### What is expected
Report how many lines contain the word "name"; answer with the number only.

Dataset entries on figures
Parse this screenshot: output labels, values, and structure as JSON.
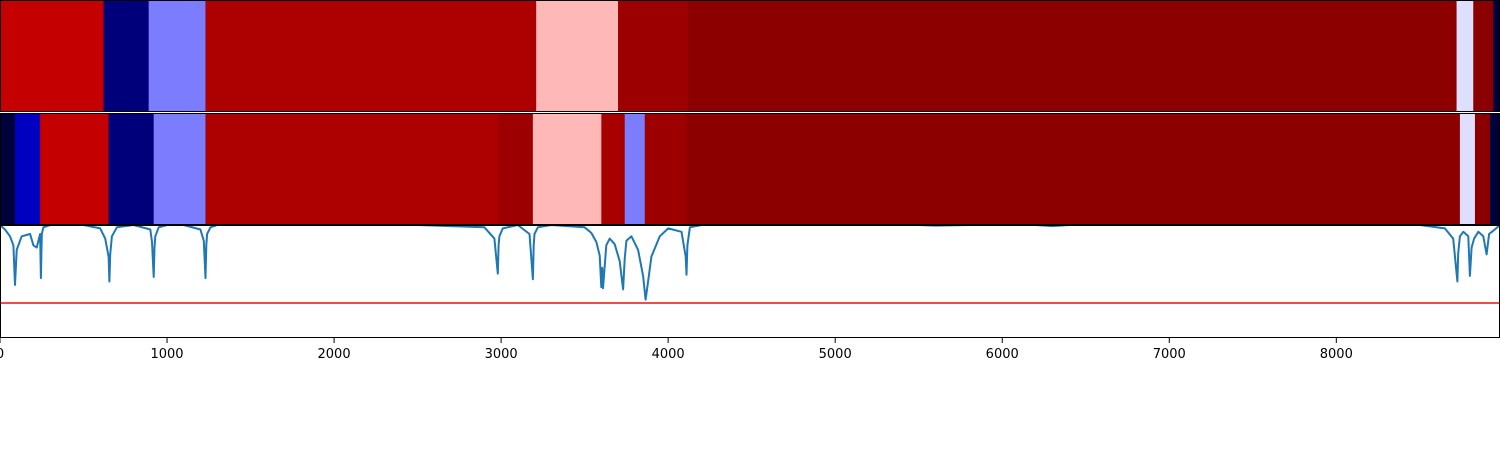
{
  "chart_data": {
    "type": "heatmap",
    "title": "",
    "xlabel": "",
    "ylabel": "",
    "xlim": [
      0,
      8980
    ],
    "x_ticks": [
      0,
      1000,
      2000,
      3000,
      4000,
      5000,
      6000,
      7000,
      8000
    ],
    "x_tick_labels": [
      "0",
      "1000",
      "2000",
      "3000",
      "4000",
      "5000",
      "6000",
      "7000",
      "8000"
    ],
    "grid": false,
    "legend": "none",
    "panels": [
      {
        "kind": "segment_strip",
        "segments": [
          {
            "start": 0,
            "end": 620,
            "color": "#c40000"
          },
          {
            "start": 620,
            "end": 890,
            "color": "#00007a"
          },
          {
            "start": 890,
            "end": 1230,
            "color": "#7c7cff"
          },
          {
            "start": 1230,
            "end": 3210,
            "color": "#ad0000"
          },
          {
            "start": 3210,
            "end": 3700,
            "color": "#ffb8b8"
          },
          {
            "start": 3700,
            "end": 4120,
            "color": "#9c0000"
          },
          {
            "start": 4120,
            "end": 8720,
            "color": "#8c0000"
          },
          {
            "start": 8720,
            "end": 8820,
            "color": "#dedeff"
          },
          {
            "start": 8820,
            "end": 8940,
            "color": "#8a0000"
          },
          {
            "start": 8940,
            "end": 8980,
            "color": "#00003a"
          }
        ]
      },
      {
        "kind": "segment_strip",
        "segments": [
          {
            "start": 0,
            "end": 90,
            "color": "#00003a"
          },
          {
            "start": 90,
            "end": 240,
            "color": "#0000c0"
          },
          {
            "start": 240,
            "end": 650,
            "color": "#c40000"
          },
          {
            "start": 650,
            "end": 920,
            "color": "#00007a"
          },
          {
            "start": 920,
            "end": 1230,
            "color": "#7c7cff"
          },
          {
            "start": 1230,
            "end": 2980,
            "color": "#ad0000"
          },
          {
            "start": 2980,
            "end": 3190,
            "color": "#9c0000"
          },
          {
            "start": 3190,
            "end": 3600,
            "color": "#ffb8b8"
          },
          {
            "start": 3600,
            "end": 3740,
            "color": "#a80000"
          },
          {
            "start": 3740,
            "end": 3860,
            "color": "#7c7cff"
          },
          {
            "start": 3860,
            "end": 4110,
            "color": "#9c0000"
          },
          {
            "start": 4110,
            "end": 8740,
            "color": "#8c0000"
          },
          {
            "start": 8740,
            "end": 8830,
            "color": "#dedeff"
          },
          {
            "start": 8830,
            "end": 8920,
            "color": "#8a0000"
          },
          {
            "start": 8920,
            "end": 8980,
            "color": "#00003a"
          }
        ]
      },
      {
        "kind": "line",
        "line_color": "#1f77b4",
        "threshold": 0.31,
        "threshold_color": "#e8130f",
        "ylim": [
          0,
          1
        ],
        "series": {
          "x": [
            0,
            30,
            60,
            80,
            90,
            100,
            130,
            180,
            200,
            220,
            240,
            245,
            250,
            260,
            300,
            400,
            500,
            600,
            630,
            650,
            655,
            660,
            670,
            700,
            800,
            900,
            910,
            920,
            925,
            930,
            950,
            1000,
            1100,
            1200,
            1220,
            1230,
            1235,
            1240,
            1260,
            1300,
            1500,
            2000,
            2500,
            2900,
            2960,
            2980,
            2985,
            2990,
            3010,
            3100,
            3170,
            3190,
            3195,
            3200,
            3220,
            3300,
            3500,
            3540,
            3570,
            3590,
            3600,
            3605,
            3610,
            3630,
            3650,
            3680,
            3710,
            3730,
            3740,
            3750,
            3780,
            3820,
            3850,
            3865,
            3880,
            3900,
            3950,
            4000,
            4080,
            4105,
            4110,
            4115,
            4130,
            4200,
            4500,
            5000,
            5500,
            5600,
            5800,
            6000,
            6200,
            6300,
            6400,
            6600,
            7000,
            7500,
            8000,
            8500,
            8650,
            8700,
            8725,
            8730,
            8740,
            8760,
            8790,
            8800,
            8810,
            8825,
            8850,
            8880,
            8900,
            8915,
            8940,
            8980
          ],
          "y": [
            1,
            0.96,
            0.9,
            0.82,
            0.47,
            0.78,
            0.9,
            0.92,
            0.82,
            0.8,
            0.92,
            0.53,
            0.92,
            0.98,
            1,
            1,
            1,
            0.97,
            0.88,
            0.72,
            0.5,
            0.74,
            0.9,
            0.98,
            1,
            0.96,
            0.85,
            0.54,
            0.8,
            0.9,
            0.98,
            1,
            1,
            0.96,
            0.86,
            0.53,
            0.82,
            0.92,
            0.98,
            1,
            1,
            1,
            1,
            0.98,
            0.88,
            0.57,
            0.82,
            0.9,
            0.97,
            1,
            0.92,
            0.52,
            0.82,
            0.92,
            0.98,
            1,
            0.98,
            0.93,
            0.85,
            0.73,
            0.45,
            0.62,
            0.44,
            0.82,
            0.88,
            0.83,
            0.68,
            0.43,
            0.7,
            0.86,
            0.9,
            0.78,
            0.55,
            0.34,
            0.5,
            0.72,
            0.9,
            0.97,
            0.94,
            0.72,
            0.56,
            0.82,
            0.98,
            1,
            1,
            1,
            1,
            0.995,
            1,
            1,
            1,
            0.99,
            1,
            1,
            1,
            1,
            1,
            1,
            0.97,
            0.88,
            0.5,
            0.75,
            0.9,
            0.94,
            0.9,
            0.55,
            0.8,
            0.88,
            0.94,
            0.9,
            0.74,
            0.92,
            0.95,
            1
          ]
        }
      }
    ]
  }
}
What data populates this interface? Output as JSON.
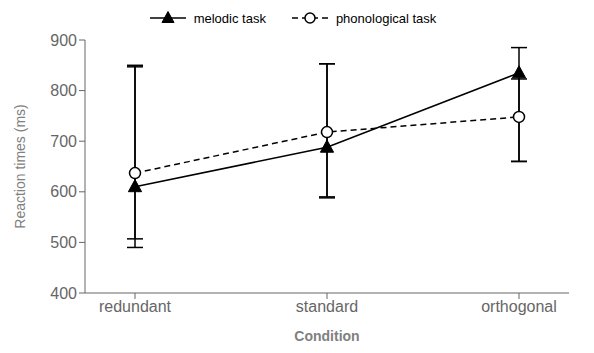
{
  "chart_data": {
    "type": "line",
    "categories": [
      "redundant",
      "standard",
      "orthogonal"
    ],
    "xlabel": "Condition",
    "ylabel": "Reaction times (ms)",
    "ylim": [
      400,
      900
    ],
    "yticks": [
      400,
      500,
      600,
      700,
      800,
      900
    ],
    "grid": false,
    "legend": "top",
    "series": [
      {
        "name": "melodic task",
        "color": "black",
        "marker": "triangle",
        "line_style": "solid",
        "values": [
          610,
          688,
          835
        ],
        "yerr_low": [
          120,
          100,
          175
        ],
        "yerr_high": [
          240,
          165,
          50
        ]
      },
      {
        "name": "phonological task",
        "color": "black",
        "marker": "circle",
        "line_style": "dashed",
        "values": [
          637,
          718,
          748
        ],
        "yerr_low": [
          130,
          128,
          88
        ],
        "yerr_high": [
          210,
          135,
          75
        ]
      }
    ]
  }
}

### Written reply
2